=== Record extracts ===
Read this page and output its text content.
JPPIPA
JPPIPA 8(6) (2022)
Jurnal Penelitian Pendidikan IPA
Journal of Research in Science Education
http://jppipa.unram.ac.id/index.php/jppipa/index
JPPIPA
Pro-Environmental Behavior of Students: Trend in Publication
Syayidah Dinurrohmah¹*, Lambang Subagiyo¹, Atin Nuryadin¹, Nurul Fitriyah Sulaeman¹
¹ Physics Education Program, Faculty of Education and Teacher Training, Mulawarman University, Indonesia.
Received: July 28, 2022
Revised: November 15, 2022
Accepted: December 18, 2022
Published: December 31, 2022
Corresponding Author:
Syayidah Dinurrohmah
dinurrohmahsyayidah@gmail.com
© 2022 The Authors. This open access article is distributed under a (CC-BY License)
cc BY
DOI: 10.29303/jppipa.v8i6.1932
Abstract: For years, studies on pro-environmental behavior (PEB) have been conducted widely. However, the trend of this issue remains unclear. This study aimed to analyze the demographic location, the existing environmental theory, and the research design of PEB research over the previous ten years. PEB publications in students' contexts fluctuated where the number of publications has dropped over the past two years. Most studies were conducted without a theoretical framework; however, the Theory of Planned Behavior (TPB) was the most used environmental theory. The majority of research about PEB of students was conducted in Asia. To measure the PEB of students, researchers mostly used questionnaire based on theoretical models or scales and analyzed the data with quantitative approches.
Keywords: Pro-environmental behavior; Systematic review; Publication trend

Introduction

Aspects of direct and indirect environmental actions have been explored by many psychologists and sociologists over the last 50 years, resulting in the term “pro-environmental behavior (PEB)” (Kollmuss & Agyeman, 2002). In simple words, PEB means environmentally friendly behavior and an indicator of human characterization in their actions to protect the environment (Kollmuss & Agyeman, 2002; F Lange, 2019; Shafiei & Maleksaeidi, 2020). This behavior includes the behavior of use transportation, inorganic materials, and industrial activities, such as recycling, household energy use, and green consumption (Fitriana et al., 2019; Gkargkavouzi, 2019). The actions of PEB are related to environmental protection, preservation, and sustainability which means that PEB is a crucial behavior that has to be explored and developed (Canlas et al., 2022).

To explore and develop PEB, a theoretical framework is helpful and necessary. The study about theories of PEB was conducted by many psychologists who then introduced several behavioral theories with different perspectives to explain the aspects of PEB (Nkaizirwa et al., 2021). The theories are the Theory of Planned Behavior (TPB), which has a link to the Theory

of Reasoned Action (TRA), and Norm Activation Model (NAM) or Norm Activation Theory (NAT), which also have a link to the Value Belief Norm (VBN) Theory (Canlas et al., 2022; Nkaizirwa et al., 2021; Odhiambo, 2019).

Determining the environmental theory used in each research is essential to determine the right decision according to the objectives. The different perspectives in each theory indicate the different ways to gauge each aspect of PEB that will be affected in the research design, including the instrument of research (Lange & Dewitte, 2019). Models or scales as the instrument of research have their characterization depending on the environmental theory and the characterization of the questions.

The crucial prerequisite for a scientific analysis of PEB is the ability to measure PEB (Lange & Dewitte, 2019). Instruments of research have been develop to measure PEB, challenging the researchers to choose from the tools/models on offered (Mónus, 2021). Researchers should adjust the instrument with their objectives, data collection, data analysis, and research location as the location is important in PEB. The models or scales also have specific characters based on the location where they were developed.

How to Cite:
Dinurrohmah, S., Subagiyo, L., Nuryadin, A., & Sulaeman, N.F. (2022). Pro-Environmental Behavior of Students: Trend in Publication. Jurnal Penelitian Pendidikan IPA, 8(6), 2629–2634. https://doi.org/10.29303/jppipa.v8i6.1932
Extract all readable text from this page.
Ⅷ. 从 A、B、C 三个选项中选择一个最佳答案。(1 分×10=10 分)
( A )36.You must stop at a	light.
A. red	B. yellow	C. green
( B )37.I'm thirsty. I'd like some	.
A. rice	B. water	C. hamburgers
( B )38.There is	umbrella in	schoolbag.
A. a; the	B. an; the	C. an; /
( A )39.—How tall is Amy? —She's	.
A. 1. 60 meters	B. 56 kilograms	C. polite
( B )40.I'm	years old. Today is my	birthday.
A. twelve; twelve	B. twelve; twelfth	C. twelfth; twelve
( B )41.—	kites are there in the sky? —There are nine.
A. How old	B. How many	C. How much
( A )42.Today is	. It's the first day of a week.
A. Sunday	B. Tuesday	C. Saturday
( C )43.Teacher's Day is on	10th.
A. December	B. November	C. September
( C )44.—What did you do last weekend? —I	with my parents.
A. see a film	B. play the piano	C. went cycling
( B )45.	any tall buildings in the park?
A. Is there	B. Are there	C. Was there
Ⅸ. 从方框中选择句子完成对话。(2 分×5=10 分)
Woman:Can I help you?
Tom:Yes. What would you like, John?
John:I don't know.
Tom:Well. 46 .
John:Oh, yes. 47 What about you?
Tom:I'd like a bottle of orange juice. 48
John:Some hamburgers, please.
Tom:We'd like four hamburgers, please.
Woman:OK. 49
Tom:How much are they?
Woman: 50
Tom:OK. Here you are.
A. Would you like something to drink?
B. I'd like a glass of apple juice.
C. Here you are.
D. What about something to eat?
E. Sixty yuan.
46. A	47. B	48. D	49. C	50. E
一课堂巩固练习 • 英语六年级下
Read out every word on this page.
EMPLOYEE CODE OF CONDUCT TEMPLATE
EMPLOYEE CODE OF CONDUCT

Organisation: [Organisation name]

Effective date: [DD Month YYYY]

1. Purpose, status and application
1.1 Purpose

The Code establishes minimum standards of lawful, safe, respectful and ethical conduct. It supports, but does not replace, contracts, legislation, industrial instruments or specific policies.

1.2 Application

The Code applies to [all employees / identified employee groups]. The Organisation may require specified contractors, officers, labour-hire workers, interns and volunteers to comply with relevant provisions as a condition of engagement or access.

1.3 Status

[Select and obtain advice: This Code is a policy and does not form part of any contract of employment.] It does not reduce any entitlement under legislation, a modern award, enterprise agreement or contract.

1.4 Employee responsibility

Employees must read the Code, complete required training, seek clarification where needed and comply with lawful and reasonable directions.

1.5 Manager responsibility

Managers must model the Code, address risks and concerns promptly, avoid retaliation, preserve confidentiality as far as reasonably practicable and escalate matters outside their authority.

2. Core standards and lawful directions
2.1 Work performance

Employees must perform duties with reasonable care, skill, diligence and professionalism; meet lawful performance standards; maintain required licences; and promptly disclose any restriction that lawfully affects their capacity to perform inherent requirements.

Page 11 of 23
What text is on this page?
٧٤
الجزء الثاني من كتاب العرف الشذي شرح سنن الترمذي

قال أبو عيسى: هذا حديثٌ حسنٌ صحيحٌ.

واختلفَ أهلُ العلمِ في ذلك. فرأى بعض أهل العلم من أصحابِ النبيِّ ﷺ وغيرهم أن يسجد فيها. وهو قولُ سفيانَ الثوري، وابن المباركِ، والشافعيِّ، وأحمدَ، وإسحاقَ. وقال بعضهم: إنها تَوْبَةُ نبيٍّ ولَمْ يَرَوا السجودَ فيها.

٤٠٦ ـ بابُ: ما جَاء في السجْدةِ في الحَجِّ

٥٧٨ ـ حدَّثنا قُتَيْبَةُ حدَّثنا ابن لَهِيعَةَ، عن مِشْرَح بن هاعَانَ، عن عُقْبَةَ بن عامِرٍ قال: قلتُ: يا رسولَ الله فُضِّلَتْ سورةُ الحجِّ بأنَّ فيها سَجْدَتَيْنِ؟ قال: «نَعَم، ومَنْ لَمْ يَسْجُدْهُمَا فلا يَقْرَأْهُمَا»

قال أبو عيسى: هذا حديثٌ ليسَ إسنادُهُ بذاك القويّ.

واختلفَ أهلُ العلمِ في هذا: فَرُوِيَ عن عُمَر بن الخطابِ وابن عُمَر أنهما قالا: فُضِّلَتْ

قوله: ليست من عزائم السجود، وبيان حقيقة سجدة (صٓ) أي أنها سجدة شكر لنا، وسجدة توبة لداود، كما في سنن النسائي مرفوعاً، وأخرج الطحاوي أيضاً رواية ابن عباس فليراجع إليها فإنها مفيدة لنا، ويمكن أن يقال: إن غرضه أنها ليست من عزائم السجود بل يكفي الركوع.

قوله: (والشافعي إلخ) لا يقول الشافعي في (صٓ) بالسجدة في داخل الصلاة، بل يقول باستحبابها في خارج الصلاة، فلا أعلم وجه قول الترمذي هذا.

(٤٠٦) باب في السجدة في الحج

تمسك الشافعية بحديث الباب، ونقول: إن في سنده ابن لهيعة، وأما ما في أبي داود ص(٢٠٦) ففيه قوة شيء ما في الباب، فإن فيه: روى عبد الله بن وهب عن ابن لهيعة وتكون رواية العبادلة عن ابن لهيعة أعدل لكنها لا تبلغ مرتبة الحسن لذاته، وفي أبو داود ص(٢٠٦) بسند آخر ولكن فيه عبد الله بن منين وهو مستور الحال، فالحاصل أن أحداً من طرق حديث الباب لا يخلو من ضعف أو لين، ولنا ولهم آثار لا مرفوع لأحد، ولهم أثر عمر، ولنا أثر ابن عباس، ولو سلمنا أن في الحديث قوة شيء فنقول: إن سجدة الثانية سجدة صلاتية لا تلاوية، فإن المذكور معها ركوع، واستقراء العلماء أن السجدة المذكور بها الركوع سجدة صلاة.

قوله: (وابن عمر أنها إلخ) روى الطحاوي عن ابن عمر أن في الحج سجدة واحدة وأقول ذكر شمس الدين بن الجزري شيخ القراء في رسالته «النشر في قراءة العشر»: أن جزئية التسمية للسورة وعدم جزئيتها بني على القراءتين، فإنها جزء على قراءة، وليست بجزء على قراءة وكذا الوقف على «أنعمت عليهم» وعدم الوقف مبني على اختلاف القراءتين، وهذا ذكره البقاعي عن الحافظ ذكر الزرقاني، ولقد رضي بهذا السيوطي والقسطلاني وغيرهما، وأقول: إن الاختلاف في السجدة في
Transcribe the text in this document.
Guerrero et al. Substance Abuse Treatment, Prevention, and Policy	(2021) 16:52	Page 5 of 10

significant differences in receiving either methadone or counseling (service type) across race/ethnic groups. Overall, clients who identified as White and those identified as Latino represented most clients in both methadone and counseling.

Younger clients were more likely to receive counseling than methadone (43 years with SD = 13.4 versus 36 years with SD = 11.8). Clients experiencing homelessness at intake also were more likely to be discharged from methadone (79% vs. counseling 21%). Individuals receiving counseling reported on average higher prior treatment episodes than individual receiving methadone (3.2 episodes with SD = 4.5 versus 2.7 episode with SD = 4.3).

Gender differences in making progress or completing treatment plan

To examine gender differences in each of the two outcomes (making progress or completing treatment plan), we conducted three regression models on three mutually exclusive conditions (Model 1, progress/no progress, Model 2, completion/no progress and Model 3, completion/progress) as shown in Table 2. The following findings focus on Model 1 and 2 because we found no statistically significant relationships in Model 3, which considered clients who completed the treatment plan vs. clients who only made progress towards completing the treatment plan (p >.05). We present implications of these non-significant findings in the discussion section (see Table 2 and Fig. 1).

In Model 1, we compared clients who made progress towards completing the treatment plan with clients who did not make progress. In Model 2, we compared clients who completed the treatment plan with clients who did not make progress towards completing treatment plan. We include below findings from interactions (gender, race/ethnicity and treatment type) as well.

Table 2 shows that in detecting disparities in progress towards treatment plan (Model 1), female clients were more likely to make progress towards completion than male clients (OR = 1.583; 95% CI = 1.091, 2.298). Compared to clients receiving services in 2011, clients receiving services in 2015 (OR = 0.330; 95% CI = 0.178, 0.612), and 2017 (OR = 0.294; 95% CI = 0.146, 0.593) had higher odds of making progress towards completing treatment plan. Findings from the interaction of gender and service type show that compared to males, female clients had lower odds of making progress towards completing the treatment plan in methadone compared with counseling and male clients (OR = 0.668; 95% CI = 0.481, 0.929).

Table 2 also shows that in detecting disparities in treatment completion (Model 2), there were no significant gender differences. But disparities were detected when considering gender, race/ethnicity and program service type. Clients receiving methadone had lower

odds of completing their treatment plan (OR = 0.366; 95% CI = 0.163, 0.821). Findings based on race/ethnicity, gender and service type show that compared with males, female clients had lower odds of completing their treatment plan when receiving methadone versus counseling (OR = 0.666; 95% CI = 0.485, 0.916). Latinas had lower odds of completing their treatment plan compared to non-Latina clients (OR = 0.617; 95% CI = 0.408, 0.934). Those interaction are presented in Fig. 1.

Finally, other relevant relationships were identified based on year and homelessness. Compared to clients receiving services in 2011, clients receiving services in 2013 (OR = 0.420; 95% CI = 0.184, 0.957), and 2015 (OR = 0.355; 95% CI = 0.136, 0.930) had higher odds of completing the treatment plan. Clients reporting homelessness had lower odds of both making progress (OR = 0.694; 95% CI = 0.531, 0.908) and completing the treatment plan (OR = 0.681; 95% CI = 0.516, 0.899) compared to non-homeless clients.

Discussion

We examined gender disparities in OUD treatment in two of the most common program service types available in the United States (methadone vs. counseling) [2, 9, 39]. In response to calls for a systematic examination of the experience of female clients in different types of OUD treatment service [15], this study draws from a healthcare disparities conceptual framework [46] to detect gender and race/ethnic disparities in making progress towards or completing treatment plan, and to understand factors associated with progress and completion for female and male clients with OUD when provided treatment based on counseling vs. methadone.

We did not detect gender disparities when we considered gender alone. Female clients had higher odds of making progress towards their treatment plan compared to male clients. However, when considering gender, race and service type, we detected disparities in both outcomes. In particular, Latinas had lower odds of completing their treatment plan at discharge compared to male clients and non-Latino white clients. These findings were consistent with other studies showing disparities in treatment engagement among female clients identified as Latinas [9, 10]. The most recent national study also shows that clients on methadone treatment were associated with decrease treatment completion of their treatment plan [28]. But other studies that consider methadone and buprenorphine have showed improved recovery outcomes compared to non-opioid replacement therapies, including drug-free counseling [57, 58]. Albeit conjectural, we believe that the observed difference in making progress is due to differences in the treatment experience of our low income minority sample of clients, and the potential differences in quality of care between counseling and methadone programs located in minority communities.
===
» Description of the task:
Only the count is needed: the number of lines in the data that include the word "juice".

» Answer to this exercise:
2